OBJECTIVE -> Repeat all of the data precisely.

RECORDS TO USE ->

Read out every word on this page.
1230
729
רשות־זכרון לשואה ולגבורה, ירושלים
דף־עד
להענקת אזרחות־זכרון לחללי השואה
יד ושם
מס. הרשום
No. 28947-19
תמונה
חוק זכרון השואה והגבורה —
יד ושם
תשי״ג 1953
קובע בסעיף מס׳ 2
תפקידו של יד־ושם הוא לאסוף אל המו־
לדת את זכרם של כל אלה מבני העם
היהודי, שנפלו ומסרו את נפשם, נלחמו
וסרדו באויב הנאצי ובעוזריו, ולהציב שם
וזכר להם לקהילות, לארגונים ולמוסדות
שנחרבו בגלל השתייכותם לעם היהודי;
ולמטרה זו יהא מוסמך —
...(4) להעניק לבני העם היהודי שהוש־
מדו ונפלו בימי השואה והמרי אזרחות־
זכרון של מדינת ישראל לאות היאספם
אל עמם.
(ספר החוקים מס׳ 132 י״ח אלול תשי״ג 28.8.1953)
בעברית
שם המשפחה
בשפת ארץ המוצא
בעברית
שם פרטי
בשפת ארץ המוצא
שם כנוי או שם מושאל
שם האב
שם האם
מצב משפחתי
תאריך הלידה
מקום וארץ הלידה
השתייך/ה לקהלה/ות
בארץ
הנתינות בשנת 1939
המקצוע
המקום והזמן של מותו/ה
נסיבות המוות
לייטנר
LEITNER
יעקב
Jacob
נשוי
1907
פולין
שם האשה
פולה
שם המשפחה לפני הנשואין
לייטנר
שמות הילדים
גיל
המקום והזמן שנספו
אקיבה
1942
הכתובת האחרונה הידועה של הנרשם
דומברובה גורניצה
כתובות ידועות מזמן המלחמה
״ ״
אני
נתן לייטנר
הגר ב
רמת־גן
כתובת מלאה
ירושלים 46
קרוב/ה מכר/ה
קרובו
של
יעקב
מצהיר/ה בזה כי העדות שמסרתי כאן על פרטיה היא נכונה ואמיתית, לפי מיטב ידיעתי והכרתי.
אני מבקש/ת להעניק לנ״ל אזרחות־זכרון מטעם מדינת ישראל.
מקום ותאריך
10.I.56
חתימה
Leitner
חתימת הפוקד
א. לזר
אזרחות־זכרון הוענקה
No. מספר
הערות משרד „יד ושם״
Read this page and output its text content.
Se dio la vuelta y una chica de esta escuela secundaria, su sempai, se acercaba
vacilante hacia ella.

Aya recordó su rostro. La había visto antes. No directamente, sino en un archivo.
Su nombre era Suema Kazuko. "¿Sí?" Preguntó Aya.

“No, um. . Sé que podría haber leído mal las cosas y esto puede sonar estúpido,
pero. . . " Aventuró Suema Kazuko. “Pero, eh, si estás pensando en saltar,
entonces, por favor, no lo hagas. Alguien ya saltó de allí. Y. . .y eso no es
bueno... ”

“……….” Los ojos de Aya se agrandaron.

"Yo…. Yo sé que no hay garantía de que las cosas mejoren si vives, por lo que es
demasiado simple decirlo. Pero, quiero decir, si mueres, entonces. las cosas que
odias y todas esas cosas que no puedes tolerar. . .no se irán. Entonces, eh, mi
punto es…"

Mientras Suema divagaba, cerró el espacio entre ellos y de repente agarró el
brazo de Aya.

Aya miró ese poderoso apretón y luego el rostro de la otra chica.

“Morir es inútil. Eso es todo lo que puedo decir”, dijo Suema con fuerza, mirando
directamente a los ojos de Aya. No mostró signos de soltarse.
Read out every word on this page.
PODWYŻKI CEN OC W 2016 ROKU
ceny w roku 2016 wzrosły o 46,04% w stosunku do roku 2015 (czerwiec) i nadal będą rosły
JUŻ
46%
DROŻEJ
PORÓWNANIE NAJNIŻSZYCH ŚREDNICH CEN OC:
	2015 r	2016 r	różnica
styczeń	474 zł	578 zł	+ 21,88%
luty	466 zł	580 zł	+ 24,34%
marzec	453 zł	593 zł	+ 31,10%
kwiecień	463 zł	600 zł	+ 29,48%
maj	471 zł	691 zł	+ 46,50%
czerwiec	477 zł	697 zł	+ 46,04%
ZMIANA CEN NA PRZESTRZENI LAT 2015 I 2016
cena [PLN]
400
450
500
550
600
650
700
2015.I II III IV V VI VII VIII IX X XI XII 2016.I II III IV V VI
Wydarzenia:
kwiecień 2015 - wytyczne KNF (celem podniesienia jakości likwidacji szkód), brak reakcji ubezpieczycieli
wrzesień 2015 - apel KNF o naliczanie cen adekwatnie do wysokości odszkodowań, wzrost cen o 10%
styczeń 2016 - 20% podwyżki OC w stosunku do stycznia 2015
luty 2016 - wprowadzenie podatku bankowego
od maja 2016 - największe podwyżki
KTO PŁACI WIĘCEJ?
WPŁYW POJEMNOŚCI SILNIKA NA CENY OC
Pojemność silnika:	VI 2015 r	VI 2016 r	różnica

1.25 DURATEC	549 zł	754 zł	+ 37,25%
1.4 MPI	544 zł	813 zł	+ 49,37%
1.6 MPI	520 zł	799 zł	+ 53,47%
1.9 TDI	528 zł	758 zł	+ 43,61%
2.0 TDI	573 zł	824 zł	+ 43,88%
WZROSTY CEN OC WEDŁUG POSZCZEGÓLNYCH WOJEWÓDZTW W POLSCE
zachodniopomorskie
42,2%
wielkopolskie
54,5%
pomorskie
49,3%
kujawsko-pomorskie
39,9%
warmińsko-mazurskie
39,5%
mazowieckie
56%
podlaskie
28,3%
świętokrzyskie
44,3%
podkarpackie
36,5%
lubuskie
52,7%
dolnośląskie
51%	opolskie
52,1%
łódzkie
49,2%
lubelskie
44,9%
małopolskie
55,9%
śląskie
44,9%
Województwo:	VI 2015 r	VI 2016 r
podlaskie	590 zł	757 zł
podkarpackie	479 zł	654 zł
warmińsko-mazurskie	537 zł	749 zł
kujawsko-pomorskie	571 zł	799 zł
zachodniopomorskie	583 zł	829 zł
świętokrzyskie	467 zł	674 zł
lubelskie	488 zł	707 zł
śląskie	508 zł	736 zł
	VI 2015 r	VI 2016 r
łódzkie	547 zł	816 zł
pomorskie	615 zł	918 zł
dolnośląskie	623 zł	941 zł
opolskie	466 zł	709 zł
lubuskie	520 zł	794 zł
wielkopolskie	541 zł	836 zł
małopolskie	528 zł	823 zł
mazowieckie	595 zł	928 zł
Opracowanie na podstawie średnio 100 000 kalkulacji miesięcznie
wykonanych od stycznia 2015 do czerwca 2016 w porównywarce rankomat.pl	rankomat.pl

SOLUTION BELOW ->
Read out every word on this page.
1230
729
רשות־זכרון לשואה ולגבורה, ירושלים
דף־עד
להענקת אזרחות־זכרון לחללי השואה
יד ושם
מס. הרשום
No. 28947-19
תמונה
חוק זכרון השואה והגבורה —
יד ושם
תשי״ג 1953
קובע בסעיף מס׳ 2
תפקידו של יד־ושם הוא לאסוף אל המו־
לדת את זכרם של כל אלה מבני העם
היהודי, שנפלו ומסרו את נפשם, נלחמו
וסרדו באויב הנאצי ובעוזריו, ולהציב שם
וזכר להם לקהילות, לארגונים ולמוסדות
שנחרבו בגלל השתייכותם לעם היהודי;
ולמטרה זו יהא מוסמך —
...(4) להעניק לבני העם היהודי שהוש־
מדו ונפלו בימי השואה והמרי אזרחות־
זכרון של מדינת ישראל לאות היאספם
אל עמם.
(ספר החוקים מס׳ 132 י״ח אלול תשי״ג 28.8.1953)
בעברית
שם המשפחה
בשפת ארץ המוצא
בעברית
שם פרטי
בשפת ארץ המוצא
שם כנוי או שם מושאל
שם האב
שם האם
מצב משפחתי
תאריך הלידה
מקום וארץ הלידה
השתייך/ה לקהלה/ות
בארץ
הנתינות בשנת 1939
המקצוע
המקום והזמן של מותו/ה
נסיבות המוות
לייטנר
LEITNER
יעקב
Jacob
נשוי
1907
פולין
שם האשה
פולה
שם המשפחה לפני הנשואין
לייטנר
שמות הילדים
גיל
המקום והזמן שנספו
אקיבה
1942
הכתובת האחרונה הידועה של הנרשם
דומברובה גורניצה
כתובות ידועות מזמן המלחמה
״ ״
אני
נתן לייטנר
הגר ב
רמת־גן
כתובת מלאה
ירושלים 46
קרוב/ה מכר/ה
קרובו
של
יעקב
מצהיר/ה בזה כי העדות שמסרתי כאן על פרטיה היא נכונה ואמיתית, לפי מיטב ידיעתי והכרתי.
אני מבקש/ת להעניק לנ״ל אזרחות־זכרון מטעם מדינת ישראל.
מקום ותאריך
10.I.56
חתימה
Leitner
חתימת הפוקד
א. לזר
אזרחות־זכרון הוענקה
No. מספר
הערות משרד „יד ושם״
Read this page and output its text content.
Se dio la vuelta y una chica de esta escuela secundaria, su sempai, se acercaba
vacilante hacia ella.

Aya recordó su rostro. La había visto antes. No directamente, sino en un archivo.
Su nombre era Suema Kazuko. "¿Sí?" Preguntó Aya.

“No, um. . Sé que podría haber leído mal las cosas y esto puede sonar estúpido,
pero. . . " Aventuró Suema Kazuko. “Pero, eh, si estás pensando en saltar,
entonces, por favor, no lo hagas. Alguien ya saltó de allí. Y. . .y eso no es
bueno... ”

“……….” Los ojos de Aya se agrandaron.

"Yo…. Yo sé que no hay garantía de que las cosas mejoren si vives, por lo que es
demasiado simple decirlo. Pero, quiero decir, si mueres, entonces. las cosas que
odias y todas esas cosas que no puedes tolerar. . .no se irán. Entonces, eh, mi
punto es…"

Mientras Suema divagaba, cerró el espacio entre ellos y de repente agarró el
brazo de Aya.

Aya miró ese poderoso apretón y luego el rostro de la otra chica.

“Morir es inútil. Eso es todo lo que puedo decir”, dijo Suema con fuerza, mirando
directamente a los ojos de Aya. No mostró signos de soltarse.
Read out every word on this page.
PODWYŻKI CEN OC W 2016 ROKU
ceny w roku 2016 wzrosły o 46,04% w stosunku do roku 2015 (czerwiec) i nadal będą rosły
JUŻ
46%
DROŻEJ
PORÓWNANIE NAJNIŻSZYCH ŚREDNICH CEN OC:
	2015 r	2016 r	różnica
styczeń	474 zł	578 zł	+ 21,88%
luty	466 zł	580 zł	+ 24,34%
marzec	453 zł	593 zł	+ 31,10%
kwiecień	463 zł	600 zł	+ 29,48%
maj	471 zł	691 zł	+ 46,50%
czerwiec	477 zł	697 zł	+ 46,04%
ZMIANA CEN NA PRZESTRZENI LAT 2015 I 2016
cena [PLN]
400
450
500
550
600
650
700
2015.I II III IV V VI VII VIII IX X XI XII 2016.I II III IV V VI
Wydarzenia:
kwiecień 2015 - wytyczne KNF (celem podniesienia jakości likwidacji szkód), brak reakcji ubezpieczycieli
wrzesień 2015 - apel KNF o naliczanie cen adekwatnie do wysokości odszkodowań, wzrost cen o 10%
styczeń 2016 - 20% podwyżki OC w stosunku do stycznia 2015
luty 2016 - wprowadzenie podatku bankowego
od maja 2016 - największe podwyżki
KTO PŁACI WIĘCEJ?
WPŁYW POJEMNOŚCI SILNIKA NA CENY OC
Pojemność silnika:	VI 2015 r	VI 2016 r	różnica

1.25 DURATEC	549 zł	754 zł	+ 37,25%
1.4 MPI	544 zł	813 zł	+ 49,37%
1.6 MPI	520 zł	799 zł	+ 53,47%
1.9 TDI	528 zł	758 zł	+ 43,61%
2.0 TDI	573 zł	824 zł	+ 43,88%
WZROSTY CEN OC WEDŁUG POSZCZEGÓLNYCH WOJEWÓDZTW W POLSCE
zachodniopomorskie
42,2%
wielkopolskie
54,5%
pomorskie
49,3%
kujawsko-pomorskie
39,9%
warmińsko-mazurskie
39,5%
mazowieckie
56%
podlaskie
28,3%
świętokrzyskie
44,3%
podkarpackie
36,5%
lubuskie
52,7%
dolnośląskie
51%	opolskie
52,1%
łódzkie
49,2%
lubelskie
44,9%
małopolskie
55,9%
śląskie
44,9%
Województwo:	VI 2015 r	VI 2016 r
podlaskie	590 zł	757 zł
podkarpackie	479 zł	654 zł
warmińsko-mazurskie	537 zł	749 zł
kujawsko-pomorskie	571 zł	799 zł
zachodniopomorskie	583 zł	829 zł
świętokrzyskie	467 zł	674 zł
lubelskie	488 zł	707 zł
śląskie	508 zł	736 zł
	VI 2015 r	VI 2016 r
łódzkie	547 zł	816 zł
pomorskie	615 zł	918 zł
dolnośląskie	623 zł	941 zł
opolskie	466 zł	709 zł
lubuskie	520 zł	794 zł
wielkopolskie	541 zł	836 zł
małopolskie	528 zł	823 zł
mazowieckie	595 zł	928 zł
Opracowanie na podstawie średnio 100 000 kalkulacji miesięcznie
wykonanych od stycznia 2015 do czerwca 2016 w porównywarce rankomat.pl	rankomat.pl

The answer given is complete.